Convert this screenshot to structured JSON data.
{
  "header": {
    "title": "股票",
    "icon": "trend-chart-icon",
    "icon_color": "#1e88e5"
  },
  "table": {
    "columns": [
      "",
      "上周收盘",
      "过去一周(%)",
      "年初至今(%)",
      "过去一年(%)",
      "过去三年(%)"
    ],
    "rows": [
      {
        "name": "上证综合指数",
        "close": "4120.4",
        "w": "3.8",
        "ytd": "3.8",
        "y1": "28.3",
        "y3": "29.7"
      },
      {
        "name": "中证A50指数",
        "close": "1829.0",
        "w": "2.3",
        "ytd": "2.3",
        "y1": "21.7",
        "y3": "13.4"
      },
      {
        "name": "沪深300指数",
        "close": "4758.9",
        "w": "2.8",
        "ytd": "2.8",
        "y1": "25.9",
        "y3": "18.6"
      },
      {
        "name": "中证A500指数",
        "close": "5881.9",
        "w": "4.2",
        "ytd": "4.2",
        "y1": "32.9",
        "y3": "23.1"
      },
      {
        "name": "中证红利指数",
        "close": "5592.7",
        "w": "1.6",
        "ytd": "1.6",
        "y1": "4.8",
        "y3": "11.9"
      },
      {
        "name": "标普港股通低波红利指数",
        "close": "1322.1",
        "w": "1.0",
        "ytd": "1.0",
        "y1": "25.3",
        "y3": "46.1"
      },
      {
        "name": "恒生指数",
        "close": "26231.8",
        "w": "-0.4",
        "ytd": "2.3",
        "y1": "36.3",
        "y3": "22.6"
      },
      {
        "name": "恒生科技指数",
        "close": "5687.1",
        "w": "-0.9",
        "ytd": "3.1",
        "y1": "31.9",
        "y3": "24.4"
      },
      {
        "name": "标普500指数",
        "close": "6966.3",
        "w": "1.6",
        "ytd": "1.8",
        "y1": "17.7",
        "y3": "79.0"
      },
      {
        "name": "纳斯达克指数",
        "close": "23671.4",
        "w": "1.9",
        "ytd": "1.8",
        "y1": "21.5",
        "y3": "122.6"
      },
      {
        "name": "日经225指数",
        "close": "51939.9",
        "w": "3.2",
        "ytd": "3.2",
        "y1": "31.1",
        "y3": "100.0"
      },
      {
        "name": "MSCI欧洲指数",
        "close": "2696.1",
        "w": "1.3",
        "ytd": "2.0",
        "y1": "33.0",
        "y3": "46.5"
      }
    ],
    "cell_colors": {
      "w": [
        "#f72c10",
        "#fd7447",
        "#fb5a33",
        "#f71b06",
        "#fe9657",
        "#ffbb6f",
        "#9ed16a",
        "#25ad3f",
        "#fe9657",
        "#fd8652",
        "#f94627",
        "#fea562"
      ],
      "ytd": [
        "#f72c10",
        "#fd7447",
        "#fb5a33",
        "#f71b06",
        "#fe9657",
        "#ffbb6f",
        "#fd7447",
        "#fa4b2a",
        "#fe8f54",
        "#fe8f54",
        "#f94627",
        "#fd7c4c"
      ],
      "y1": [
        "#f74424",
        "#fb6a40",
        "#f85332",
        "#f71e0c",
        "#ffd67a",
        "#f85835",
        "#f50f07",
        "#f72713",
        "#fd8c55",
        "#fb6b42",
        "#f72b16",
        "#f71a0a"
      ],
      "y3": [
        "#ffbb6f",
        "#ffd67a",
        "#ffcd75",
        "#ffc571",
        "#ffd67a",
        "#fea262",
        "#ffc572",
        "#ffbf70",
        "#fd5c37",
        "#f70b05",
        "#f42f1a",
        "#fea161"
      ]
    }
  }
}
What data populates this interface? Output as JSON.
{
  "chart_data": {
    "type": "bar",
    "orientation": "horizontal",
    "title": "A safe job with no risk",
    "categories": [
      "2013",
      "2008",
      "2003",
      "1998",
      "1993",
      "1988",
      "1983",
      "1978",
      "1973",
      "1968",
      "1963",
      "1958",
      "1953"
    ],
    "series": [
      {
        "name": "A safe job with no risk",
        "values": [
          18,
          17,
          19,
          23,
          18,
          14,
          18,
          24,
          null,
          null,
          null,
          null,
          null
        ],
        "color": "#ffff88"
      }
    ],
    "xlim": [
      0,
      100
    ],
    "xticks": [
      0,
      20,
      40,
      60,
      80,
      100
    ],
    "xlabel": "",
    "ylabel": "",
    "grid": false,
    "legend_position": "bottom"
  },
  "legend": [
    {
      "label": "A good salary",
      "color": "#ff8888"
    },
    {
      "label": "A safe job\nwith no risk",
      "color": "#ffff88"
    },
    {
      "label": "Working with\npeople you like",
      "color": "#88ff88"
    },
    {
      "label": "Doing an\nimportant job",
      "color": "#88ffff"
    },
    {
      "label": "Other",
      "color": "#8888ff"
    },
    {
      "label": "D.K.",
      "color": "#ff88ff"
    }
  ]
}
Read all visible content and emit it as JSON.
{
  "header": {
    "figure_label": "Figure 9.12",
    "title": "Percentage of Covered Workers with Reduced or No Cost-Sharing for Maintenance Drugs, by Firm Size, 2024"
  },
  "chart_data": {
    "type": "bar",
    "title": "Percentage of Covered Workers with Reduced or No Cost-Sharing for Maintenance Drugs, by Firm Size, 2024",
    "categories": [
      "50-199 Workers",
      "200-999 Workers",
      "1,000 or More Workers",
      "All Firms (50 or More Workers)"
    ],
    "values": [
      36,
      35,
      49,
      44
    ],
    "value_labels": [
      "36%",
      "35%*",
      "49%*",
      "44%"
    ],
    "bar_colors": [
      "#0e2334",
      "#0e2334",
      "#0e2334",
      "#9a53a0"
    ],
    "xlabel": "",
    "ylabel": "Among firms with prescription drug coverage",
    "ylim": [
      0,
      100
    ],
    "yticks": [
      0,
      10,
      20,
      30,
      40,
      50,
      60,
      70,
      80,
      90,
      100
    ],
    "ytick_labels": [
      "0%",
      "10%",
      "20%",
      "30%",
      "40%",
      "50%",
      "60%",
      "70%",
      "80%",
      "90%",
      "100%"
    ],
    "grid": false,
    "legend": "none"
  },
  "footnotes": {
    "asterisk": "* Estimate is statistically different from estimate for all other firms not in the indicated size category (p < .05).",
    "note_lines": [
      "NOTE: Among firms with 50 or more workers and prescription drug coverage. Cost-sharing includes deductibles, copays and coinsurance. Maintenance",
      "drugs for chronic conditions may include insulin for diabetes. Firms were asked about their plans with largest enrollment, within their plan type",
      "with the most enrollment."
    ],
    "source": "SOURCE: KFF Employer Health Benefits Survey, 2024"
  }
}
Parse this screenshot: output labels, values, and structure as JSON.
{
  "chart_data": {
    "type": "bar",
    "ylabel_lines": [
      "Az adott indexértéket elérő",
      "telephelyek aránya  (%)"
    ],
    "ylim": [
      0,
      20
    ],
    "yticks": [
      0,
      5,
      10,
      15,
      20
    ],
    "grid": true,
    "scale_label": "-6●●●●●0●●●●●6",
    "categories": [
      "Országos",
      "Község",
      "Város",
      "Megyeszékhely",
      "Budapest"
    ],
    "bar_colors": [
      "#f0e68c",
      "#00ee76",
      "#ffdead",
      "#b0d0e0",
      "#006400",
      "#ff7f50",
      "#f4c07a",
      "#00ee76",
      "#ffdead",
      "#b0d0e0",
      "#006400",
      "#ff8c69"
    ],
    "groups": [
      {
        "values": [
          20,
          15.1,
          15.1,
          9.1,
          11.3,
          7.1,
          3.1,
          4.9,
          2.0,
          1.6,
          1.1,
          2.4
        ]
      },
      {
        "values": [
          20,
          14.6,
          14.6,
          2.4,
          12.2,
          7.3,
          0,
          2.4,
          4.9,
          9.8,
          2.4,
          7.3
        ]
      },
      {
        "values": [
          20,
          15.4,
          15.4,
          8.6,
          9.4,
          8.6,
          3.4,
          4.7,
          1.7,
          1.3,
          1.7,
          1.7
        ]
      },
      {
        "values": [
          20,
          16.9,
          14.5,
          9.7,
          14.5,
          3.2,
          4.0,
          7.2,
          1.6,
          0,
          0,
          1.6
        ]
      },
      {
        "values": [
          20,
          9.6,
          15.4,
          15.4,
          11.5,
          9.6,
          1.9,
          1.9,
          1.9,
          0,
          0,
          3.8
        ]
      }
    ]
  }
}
━━━━━━━━
Goal of the exercise: Show each line in the entries that holds the string "close".

Output:
        "close": "4120.4",
        "close": "1829.0",
        "close": "4758.9",
        "close": "5881.9",
        "close": "5592.7",
        "close": "1322.1",
        "close": "26231.8",
        "close": "5687.1",
        "close": "6966.3",
        "close": "23671.4",
        "close": "51939.9",
        "close": "2696.1",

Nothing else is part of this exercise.